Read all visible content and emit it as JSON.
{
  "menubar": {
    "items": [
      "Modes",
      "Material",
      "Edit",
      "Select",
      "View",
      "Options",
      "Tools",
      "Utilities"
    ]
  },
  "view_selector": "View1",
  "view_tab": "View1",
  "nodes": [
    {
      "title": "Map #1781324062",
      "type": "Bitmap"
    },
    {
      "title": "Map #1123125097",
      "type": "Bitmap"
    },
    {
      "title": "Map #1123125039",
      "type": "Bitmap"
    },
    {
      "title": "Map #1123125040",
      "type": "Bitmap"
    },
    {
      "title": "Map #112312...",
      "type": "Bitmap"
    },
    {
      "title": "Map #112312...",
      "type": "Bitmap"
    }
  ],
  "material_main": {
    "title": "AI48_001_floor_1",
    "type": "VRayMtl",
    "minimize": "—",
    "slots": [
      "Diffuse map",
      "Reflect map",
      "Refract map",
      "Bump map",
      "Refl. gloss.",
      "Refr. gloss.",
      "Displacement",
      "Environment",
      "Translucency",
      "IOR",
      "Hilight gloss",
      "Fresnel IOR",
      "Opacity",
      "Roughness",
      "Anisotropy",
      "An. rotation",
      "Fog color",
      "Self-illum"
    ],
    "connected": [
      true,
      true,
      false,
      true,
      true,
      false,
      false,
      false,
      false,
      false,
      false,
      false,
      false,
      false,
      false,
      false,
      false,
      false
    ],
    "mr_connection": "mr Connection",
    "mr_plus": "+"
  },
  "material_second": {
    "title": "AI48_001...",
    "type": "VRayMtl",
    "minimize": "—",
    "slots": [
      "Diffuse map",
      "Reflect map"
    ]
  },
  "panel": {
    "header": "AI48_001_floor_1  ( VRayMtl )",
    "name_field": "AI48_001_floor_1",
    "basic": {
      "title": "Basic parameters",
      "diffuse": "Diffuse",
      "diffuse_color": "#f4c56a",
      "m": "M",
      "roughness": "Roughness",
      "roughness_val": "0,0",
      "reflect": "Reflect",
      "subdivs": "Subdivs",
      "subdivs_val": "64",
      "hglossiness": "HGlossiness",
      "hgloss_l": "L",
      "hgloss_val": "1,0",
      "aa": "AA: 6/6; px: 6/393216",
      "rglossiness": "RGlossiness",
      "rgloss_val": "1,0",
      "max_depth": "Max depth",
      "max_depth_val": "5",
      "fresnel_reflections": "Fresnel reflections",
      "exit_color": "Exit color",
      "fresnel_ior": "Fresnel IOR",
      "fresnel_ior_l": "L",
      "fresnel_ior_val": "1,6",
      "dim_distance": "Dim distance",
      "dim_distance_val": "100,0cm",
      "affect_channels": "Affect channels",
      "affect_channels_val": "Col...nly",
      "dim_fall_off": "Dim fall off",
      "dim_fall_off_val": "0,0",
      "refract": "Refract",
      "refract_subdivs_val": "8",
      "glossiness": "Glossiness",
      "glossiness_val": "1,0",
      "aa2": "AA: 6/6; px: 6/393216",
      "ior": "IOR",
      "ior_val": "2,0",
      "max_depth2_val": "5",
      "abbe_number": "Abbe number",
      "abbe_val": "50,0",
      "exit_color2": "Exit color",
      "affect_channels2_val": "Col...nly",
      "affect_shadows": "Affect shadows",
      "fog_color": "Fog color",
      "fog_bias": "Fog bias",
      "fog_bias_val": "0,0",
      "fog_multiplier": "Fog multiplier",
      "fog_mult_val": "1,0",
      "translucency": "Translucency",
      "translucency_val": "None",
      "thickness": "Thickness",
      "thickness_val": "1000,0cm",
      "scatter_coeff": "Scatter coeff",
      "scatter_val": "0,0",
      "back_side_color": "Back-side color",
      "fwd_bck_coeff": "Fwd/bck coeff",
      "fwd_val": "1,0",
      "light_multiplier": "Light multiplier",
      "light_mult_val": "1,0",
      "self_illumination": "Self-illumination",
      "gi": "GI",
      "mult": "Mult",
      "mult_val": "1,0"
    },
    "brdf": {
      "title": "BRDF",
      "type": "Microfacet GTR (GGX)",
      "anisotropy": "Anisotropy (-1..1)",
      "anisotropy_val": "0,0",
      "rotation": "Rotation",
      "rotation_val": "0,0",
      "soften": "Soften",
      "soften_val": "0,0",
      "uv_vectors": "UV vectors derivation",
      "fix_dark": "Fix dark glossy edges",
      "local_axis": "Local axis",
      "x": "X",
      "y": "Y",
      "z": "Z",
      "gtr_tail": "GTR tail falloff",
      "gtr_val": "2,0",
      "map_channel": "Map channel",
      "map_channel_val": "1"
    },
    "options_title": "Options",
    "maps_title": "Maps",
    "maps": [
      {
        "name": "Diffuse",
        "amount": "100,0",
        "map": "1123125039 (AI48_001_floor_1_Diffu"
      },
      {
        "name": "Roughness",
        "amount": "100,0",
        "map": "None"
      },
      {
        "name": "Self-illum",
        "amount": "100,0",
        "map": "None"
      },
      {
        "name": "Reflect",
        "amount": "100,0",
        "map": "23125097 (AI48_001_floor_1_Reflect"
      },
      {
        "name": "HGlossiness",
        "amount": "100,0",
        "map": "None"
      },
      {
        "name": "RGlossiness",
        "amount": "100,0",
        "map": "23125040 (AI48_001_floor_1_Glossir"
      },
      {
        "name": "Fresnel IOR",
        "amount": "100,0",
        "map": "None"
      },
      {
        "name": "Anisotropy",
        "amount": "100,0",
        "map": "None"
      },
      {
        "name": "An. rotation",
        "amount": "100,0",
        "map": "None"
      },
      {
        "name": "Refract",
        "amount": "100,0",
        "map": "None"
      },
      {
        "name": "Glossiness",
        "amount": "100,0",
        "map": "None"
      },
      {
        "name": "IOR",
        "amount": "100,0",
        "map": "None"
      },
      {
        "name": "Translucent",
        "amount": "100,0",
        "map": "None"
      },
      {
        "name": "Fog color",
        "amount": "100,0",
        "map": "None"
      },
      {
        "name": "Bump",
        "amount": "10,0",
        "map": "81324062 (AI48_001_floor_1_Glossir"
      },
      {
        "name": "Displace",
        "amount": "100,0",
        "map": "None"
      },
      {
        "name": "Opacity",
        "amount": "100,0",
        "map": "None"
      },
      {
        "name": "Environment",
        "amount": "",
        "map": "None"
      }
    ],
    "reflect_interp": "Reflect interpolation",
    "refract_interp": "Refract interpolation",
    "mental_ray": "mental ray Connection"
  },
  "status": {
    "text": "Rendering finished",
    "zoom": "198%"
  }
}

Objective
Retype the entries exactly, including every line.

Output for this exercise
Read all visible content and emit it as JSON.
{
  "menubar": {
    "items": [
      "Modes",
      "Material",
      "Edit",
      "Select",
      "View",
      "Options",
      "Tools",
      "Utilities"
    ]
  },
  "view_selector": "View1",
  "view_tab": "View1",
  "nodes": [
    {
      "title": "Map #1781324062",
      "type": "Bitmap"
    },
    {
      "title": "Map #1123125097",
      "type": "Bitmap"
    },
    {
      "title": "Map #1123125039",
      "type": "Bitmap"
    },
    {
      "title": "Map #1123125040",
      "type": "Bitmap"
    },
    {
      "title": "Map #112312...",
      "type": "Bitmap"
    },
    {
      "title": "Map #112312...",
      "type": "Bitmap"
    }
  ],
  "material_main": {
    "title": "AI48_001_floor_1",
    "type": "VRayMtl",
    "minimize": "—",
    "slots": [
      "Diffuse map",
      "Reflect map",
      "Refract map",
      "Bump map",
      "Refl. gloss.",
      "Refr. gloss.",
      "Displacement",
      "Environment",
      "Translucency",
      "IOR",
      "Hilight gloss",
      "Fresnel IOR",
      "Opacity",
      "Roughness",
      "Anisotropy",
      "An. rotation",
      "Fog color",
      "Self-illum"
    ],
    "connected": [
      true,
      true,
      false,
      true,
      true,
      false,
      false,
      false,
      false,
      false,
      false,
      false,
      false,
      false,
      false,
      false,
      false,
      false
    ],
    "mr_connection": "mr Connection",
    "mr_plus": "+"
  },
  "material_second": {
    "title": "AI48_001...",
    "type": "VRayMtl",
    "minimize": "—",
    "slots": [
      "Diffuse map",
      "Reflect map"
    ]
  },
  "panel": {
    "header": "AI48_001_floor_1  ( VRayMtl )",
    "name_field": "AI48_001_floor_1",
    "basic": {
      "title": "Basic parameters",
      "diffuse": "Diffuse",
      "diffuse_color": "#f4c56a",
      "m": "M",
      "roughness": "Roughness",
      "roughness_val": "0,0",
      "reflect": "Reflect",
      "subdivs": "Subdivs",
      "subdivs_val": "64",
      "hglossiness": "HGlossiness",
      "hgloss_l": "L",
      "hgloss_val": "1,0",
      "aa": "AA: 6/6; px: 6/393216",
      "rglossiness": "RGlossiness",
      "rgloss_val": "1,0",
      "max_depth": "Max depth",
      "max_depth_val": "5",
      "fresnel_reflections": "Fresnel reflections",
      "exit_color": "Exit color",
      "fresnel_ior": "Fresnel IOR",
      "fresnel_ior_l": "L",
      "fresnel_ior_val": "1,6",
      "dim_distance": "Dim distance",
      "dim_distance_val": "100,0cm",
      "affect_channels": "Affect channels",
      "affect_channels_val": "Col...nly",
      "dim_fall_off": "Dim fall off",
      "dim_fall_off_val": "0,0",
      "refract": "Refract",
      "refract_subdivs_val": "8",
      "glossiness": "Glossiness",
      "glossiness_val": "1,0",
      "aa2": "AA: 6/6; px: 6/393216",
      "ior": "IOR",
      "ior_val": "2,0",
      "max_depth2_val": "5",
      "abbe_number": "Abbe number",
      "abbe_val": "50,0",
      "exit_color2": "Exit color",
      "affect_channels2_val": "Col...nly",
      "affect_shadows": "Affect shadows",
      "fog_color": "Fog color",
      "fog_bias": "Fog bias",
      "fog_bias_val": "0,0",
      "fog_multiplier": "Fog multiplier",
      "fog_mult_val": "1,0",
      "translucency": "Translucency",
      "translucency_val": "None",
      "thickness": "Thickness",
      "thickness_val": "1000,0cm",
      "scatter_coeff": "Scatter coeff",
      "scatter_val": "0,0",
      "back_side_color": "Back-side color",
      "fwd_bck_coeff": "Fwd/bck coeff",
      "fwd_val": "1,0",
      "light_multiplier": "Light multiplier",
      "light_mult_val": "1,0",
      "self_illumination": "Self-illumination",
      "gi": "GI",
      "mult": "Mult",
      "mult_val": "1,0"
    },
    "brdf": {
      "title": "BRDF",
      "type": "Microfacet GTR (GGX)",
      "anisotropy": "Anisotropy (-1..1)",
      "anisotropy_val": "0,0",
      "rotation": "Rotation",
      "rotation_val": "0,0",
      "soften": "Soften",
      "soften_val": "0,0",
      "uv_vectors": "UV vectors derivation",
      "fix_dark": "Fix dark glossy edges",
      "local_axis": "Local axis",
      "x": "X",
      "y": "Y",
      "z": "Z",
      "gtr_tail": "GTR tail falloff",
      "gtr_val": "2,0",
      "map_channel": "Map channel",
      "map_channel_val": "1"
    },
    "options_title": "Options",
    "maps_title": "Maps",
    "maps": [
      {
        "name": "Diffuse",
        "amount": "100,0",
        "map": "1123125039 (AI48_001_floor_1_Diffu"
      },
      {
        "name": "Roughness",
        "amount": "100,0",
        "map": "None"
      },
      {
        "name": "Self-illum",
        "amount": "100,0",
        "map": "None"
      },
      {
        "name": "Reflect",
        "amount": "100,0",
        "map": "23125097 (AI48_001_floor_1_Reflect"
      },
      {
        "name": "HGlossiness",
        "amount": "100,0",
        "map": "None"
      },
      {
        "name": "RGlossiness",
        "amount": "100,0",
        "map": "23125040 (AI48_001_floor_1_Glossir"
      },
      {
        "name": "Fresnel IOR",
        "amount": "100,0",
        "map": "None"
      },
      {
        "name": "Anisotropy",
        "amount": "100,0",
        "map": "None"
      },
      {
        "name": "An. rotation",
        "amount": "100,0",
        "map": "None"
      },
      {
        "name": "Refract",
        "amount": "100,0",
        "map": "None"
      },
      {
        "name": "Glossiness",
        "amount": "100,0",
        "map": "None"
      },
      {
        "name": "IOR",
        "amount": "100,0",
        "map": "None"
      },
      {
        "name": "Translucent",
        "amount": "100,0",
        "map": "None"
      },
      {
        "name": "Fog color",
        "amount": "100,0",
        "map": "None"
      },
      {
        "name": "Bump",
        "amount": "10,0",
        "map": "81324062 (AI48_001_floor_1_Glossir"
      },
      {
        "name": "Displace",
        "amount": "100,0",
        "map": "None"
      },
      {
        "name": "Opacity",
        "amount": "100,0",
        "map": "None"
      },
      {
        "name": "Environment",
        "amount": "",
        "map": "None"
      }
    ],
    "reflect_interp": "Reflect interpolation",
    "refract_interp": "Refract interpolation",
    "mental_ray": "mental ray Connection"
  },
  "status": {
    "text": "Rendering finished",
    "zoom": "198%"
  }
}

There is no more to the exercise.